>> Begin

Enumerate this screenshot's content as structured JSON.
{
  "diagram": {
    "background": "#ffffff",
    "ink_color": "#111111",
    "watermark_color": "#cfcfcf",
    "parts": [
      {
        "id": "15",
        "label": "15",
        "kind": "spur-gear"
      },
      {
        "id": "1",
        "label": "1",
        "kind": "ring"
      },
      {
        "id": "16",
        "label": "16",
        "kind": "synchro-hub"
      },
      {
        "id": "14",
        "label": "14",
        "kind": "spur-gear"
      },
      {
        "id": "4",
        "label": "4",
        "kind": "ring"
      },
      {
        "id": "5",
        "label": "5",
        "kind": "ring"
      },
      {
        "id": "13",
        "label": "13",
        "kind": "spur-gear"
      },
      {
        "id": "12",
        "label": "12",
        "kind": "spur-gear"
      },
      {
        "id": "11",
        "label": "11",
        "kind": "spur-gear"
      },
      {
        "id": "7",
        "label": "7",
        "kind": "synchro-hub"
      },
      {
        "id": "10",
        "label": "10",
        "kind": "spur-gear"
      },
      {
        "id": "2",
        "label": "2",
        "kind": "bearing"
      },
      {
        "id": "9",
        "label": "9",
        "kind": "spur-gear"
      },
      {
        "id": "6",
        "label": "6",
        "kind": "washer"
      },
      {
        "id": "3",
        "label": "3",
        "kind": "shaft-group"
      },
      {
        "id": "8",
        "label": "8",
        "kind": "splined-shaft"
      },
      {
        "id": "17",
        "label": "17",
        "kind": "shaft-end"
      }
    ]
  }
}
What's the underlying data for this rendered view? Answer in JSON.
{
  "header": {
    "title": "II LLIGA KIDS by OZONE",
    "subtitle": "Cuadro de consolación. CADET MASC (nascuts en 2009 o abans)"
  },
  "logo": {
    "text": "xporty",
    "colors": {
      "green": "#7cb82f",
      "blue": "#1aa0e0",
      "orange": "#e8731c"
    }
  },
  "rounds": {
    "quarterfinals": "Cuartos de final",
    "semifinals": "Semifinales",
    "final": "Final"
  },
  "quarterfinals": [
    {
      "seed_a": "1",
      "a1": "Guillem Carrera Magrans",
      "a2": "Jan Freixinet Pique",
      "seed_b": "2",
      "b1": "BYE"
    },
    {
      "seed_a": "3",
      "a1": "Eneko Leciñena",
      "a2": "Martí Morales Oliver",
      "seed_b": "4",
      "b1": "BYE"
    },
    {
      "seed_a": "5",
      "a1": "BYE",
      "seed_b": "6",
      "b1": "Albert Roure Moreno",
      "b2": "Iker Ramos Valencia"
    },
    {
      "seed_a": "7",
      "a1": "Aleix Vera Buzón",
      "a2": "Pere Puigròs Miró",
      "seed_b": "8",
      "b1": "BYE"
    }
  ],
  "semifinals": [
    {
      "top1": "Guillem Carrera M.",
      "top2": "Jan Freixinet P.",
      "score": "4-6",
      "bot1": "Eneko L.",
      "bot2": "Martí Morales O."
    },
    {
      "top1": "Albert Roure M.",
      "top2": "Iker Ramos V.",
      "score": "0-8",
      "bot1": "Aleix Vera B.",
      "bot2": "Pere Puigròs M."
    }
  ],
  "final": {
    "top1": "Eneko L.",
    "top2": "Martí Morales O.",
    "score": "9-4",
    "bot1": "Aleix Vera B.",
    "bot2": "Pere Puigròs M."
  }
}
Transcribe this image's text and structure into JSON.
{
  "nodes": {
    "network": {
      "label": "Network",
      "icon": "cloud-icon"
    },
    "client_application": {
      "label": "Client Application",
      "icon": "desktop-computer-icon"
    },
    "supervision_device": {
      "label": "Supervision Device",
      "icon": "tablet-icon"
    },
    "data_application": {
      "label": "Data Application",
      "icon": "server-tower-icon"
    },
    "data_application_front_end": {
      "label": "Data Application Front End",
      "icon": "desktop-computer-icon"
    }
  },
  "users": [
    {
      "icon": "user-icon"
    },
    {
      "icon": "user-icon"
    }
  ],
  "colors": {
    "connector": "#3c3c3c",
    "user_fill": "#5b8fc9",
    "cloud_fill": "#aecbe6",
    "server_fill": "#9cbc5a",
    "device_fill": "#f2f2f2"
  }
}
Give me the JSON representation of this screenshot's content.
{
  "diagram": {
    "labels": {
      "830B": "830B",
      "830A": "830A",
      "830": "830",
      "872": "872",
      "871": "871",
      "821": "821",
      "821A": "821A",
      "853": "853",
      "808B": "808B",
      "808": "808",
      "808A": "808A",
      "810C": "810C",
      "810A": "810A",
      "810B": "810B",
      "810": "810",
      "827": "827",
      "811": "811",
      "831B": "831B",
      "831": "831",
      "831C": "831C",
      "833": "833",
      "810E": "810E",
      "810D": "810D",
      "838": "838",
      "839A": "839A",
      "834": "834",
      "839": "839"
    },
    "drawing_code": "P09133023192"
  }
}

>> End

◆ WORK TO DO ◆
Return every entry verbatim.

◆ WORKED SOLUTION ◆
Enumerate this screenshot's content as structured JSON.
{
  "diagram": {
    "background": "#ffffff",
    "ink_color": "#111111",
    "watermark_color": "#cfcfcf",
    "parts": [
      {
        "id": "15",
        "label": "15",
        "kind": "spur-gear"
      },
      {
        "id": "1",
        "label": "1",
        "kind": "ring"
      },
      {
        "id": "16",
        "label": "16",
        "kind": "synchro-hub"
      },
      {
        "id": "14",
        "label": "14",
        "kind": "spur-gear"
      },
      {
        "id": "4",
        "label": "4",
        "kind": "ring"
      },
      {
        "id": "5",
        "label": "5",
        "kind": "ring"
      },
      {
        "id": "13",
        "label": "13",
        "kind": "spur-gear"
      },
      {
        "id": "12",
        "label": "12",
        "kind": "spur-gear"
      },
      {
        "id": "11",
        "label": "11",
        "kind": "spur-gear"
      },
      {
        "id": "7",
        "label": "7",
        "kind": "synchro-hub"
      },
      {
        "id": "10",
        "label": "10",
        "kind": "spur-gear"
      },
      {
        "id": "2",
        "label": "2",
        "kind": "bearing"
      },
      {
        "id": "9",
        "label": "9",
        "kind": "spur-gear"
      },
      {
        "id": "6",
        "label": "6",
        "kind": "washer"
      },
      {
        "id": "3",
        "label": "3",
        "kind": "shaft-group"
      },
      {
        "id": "8",
        "label": "8",
        "kind": "splined-shaft"
      },
      {
        "id": "17",
        "label": "17",
        "kind": "shaft-end"
      }
    ]
  }
}
What's the underlying data for this rendered view? Answer in JSON.
{
  "header": {
    "title": "II LLIGA KIDS by OZONE",
    "subtitle": "Cuadro de consolación. CADET MASC (nascuts en 2009 o abans)"
  },
  "logo": {
    "text": "xporty",
    "colors": {
      "green": "#7cb82f",
      "blue": "#1aa0e0",
      "orange": "#e8731c"
    }
  },
  "rounds": {
    "quarterfinals": "Cuartos de final",
    "semifinals": "Semifinales",
    "final": "Final"
  },
  "quarterfinals": [
    {
      "seed_a": "1",
      "a1": "Guillem Carrera Magrans",
      "a2": "Jan Freixinet Pique",
      "seed_b": "2",
      "b1": "BYE"
    },
    {
      "seed_a": "3",
      "a1": "Eneko Leciñena",
      "a2": "Martí Morales Oliver",
      "seed_b": "4",
      "b1": "BYE"
    },
    {
      "seed_a": "5",
      "a1": "BYE",
      "seed_b": "6",
      "b1": "Albert Roure Moreno",
      "b2": "Iker Ramos Valencia"
    },
    {
      "seed_a": "7",
      "a1": "Aleix Vera Buzón",
      "a2": "Pere Puigròs Miró",
      "seed_b": "8",
      "b1": "BYE"
    }
  ],
  "semifinals": [
    {
      "top1": "Guillem Carrera M.",
      "top2": "Jan Freixinet P.",
      "score": "4-6",
      "bot1": "Eneko L.",
      "bot2": "Martí Morales O."
    },
    {
      "top1": "Albert Roure M.",
      "top2": "Iker Ramos V.",
      "score": "0-8",
      "bot1": "Aleix Vera B.",
      "bot2": "Pere Puigròs M."
    }
  ],
  "final": {
    "top1": "Eneko L.",
    "top2": "Martí Morales O.",
    "score": "9-4",
    "bot1": "Aleix Vera B.",
    "bot2": "Pere Puigròs M."
  }
}
Transcribe this image's text and structure into JSON.
{
  "nodes": {
    "network": {
      "label": "Network",
      "icon": "cloud-icon"
    },
    "client_application": {
      "label": "Client Application",
      "icon": "desktop-computer-icon"
    },
    "supervision_device": {
      "label": "Supervision Device",
      "icon": "tablet-icon"
    },
    "data_application": {
      "label": "Data Application",
      "icon": "server-tower-icon"
    },
    "data_application_front_end": {
      "label": "Data Application Front End",
      "icon": "desktop-computer-icon"
    }
  },
  "users": [
    {
      "icon": "user-icon"
    },
    {
      "icon": "user-icon"
    }
  ],
  "colors": {
    "connector": "#3c3c3c",
    "user_fill": "#5b8fc9",
    "cloud_fill": "#aecbe6",
    "server_fill": "#9cbc5a",
    "device_fill": "#f2f2f2"
  }
}
Give me the JSON representation of this screenshot's content.
{
  "diagram": {
    "labels": {
      "830B": "830B",
      "830A": "830A",
      "830": "830",
      "872": "872",
      "871": "871",
      "821": "821",
      "821A": "821A",
      "853": "853",
      "808B": "808B",
      "808": "808",
      "808A": "808A",
      "810C": "810C",
      "810A": "810A",
      "810B": "810B",
      "810": "810",
      "827": "827",
      "811": "811",
      "831B": "831B",
      "831": "831",
      "831C": "831C",
      "833": "833",
      "810E": "810E",
      "810D": "810D",
      "838": "838",
      "839A": "839A",
      "834": "834",
      "839": "839"
    },
    "drawing_code": "P09133023192"
  }
}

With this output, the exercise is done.